**INPUT RECORDS:**
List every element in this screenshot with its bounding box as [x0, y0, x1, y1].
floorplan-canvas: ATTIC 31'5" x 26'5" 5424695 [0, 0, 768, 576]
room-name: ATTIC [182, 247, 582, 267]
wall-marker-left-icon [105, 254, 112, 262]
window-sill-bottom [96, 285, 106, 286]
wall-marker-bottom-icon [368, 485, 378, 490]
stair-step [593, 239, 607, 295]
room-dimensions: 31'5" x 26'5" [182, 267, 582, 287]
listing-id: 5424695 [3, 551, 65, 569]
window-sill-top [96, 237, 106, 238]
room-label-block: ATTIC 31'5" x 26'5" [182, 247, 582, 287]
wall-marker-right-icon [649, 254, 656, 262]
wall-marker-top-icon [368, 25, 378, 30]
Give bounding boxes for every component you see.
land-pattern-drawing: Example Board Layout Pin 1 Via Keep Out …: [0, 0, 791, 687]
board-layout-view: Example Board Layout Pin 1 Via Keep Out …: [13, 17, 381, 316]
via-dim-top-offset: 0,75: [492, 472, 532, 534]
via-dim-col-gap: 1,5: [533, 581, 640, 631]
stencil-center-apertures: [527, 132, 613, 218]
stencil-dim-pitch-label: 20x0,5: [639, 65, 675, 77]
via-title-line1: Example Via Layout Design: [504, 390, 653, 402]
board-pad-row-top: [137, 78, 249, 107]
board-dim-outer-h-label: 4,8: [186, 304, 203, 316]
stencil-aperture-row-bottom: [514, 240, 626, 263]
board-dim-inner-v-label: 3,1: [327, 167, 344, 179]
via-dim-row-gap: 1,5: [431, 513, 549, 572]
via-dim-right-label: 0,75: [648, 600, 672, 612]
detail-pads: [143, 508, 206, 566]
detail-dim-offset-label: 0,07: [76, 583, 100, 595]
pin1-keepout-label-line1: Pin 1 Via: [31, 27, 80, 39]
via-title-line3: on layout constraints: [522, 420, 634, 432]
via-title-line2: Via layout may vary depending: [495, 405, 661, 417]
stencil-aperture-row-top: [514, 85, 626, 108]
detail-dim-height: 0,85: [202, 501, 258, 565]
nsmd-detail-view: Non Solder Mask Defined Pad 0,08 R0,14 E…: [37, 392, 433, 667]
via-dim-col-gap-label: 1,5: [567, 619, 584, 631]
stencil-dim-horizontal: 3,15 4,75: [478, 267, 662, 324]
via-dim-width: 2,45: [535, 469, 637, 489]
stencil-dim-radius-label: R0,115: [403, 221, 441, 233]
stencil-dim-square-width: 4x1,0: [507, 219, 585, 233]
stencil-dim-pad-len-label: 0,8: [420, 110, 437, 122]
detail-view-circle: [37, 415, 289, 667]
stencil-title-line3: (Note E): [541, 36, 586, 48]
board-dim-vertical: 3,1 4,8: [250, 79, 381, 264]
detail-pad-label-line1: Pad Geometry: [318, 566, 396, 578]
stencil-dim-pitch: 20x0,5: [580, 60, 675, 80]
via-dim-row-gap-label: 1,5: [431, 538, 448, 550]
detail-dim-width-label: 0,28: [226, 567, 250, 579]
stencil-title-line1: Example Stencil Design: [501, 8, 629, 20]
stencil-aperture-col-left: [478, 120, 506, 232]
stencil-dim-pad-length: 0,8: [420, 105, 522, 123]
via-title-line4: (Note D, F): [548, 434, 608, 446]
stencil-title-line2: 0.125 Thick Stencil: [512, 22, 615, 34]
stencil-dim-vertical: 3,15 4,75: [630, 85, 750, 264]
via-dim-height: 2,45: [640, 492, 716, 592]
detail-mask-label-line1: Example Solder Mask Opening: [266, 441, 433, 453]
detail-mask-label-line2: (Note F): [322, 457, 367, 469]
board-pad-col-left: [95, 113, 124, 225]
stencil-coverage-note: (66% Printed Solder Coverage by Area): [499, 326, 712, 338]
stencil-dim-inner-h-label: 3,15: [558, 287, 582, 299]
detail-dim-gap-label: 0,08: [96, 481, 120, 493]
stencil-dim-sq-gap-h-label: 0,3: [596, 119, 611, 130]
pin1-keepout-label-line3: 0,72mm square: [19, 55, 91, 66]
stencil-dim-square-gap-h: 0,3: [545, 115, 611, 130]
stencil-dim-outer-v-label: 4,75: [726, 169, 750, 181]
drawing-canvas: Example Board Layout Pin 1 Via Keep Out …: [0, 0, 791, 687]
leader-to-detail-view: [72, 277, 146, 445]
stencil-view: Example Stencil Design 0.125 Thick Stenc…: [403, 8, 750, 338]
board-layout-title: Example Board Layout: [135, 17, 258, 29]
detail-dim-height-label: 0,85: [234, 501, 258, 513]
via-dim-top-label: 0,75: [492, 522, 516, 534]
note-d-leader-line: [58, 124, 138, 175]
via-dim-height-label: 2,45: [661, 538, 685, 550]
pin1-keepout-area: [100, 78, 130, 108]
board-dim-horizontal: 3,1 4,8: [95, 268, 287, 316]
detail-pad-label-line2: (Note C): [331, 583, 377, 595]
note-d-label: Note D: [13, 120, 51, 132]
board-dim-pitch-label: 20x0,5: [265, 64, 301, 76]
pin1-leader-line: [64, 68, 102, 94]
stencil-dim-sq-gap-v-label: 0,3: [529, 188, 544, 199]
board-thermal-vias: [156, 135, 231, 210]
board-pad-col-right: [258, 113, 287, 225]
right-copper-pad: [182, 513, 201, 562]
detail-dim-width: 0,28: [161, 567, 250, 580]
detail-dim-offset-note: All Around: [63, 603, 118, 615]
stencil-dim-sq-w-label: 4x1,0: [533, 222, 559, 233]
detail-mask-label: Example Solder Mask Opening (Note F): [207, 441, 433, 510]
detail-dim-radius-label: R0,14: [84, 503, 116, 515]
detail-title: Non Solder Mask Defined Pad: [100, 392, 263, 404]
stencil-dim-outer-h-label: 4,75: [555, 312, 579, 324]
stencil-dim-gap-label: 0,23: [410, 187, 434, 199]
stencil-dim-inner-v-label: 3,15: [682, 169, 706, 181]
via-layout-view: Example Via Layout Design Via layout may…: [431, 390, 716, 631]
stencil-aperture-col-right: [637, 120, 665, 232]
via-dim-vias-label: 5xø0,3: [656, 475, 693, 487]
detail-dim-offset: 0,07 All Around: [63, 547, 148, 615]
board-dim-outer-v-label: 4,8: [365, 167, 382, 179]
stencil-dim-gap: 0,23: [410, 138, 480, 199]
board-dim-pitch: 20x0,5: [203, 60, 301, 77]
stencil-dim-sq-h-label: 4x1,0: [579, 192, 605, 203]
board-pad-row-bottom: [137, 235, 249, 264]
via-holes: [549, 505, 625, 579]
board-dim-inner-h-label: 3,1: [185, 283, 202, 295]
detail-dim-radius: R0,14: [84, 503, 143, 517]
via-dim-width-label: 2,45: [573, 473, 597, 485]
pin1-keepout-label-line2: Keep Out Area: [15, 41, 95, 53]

**WORK REQUIRED:** Show each line of the items above that contains the string "ATTIC". Case counts.

**COMPLETED EXERCISE:**
floorplan-canvas: ATTIC 31'5" x 26'5" 5424695 [0, 0, 768, 576]
room-name: ATTIC [182, 247, 582, 267]
room-label-block: ATTIC 31'5" x 26'5" [182, 247, 582, 287]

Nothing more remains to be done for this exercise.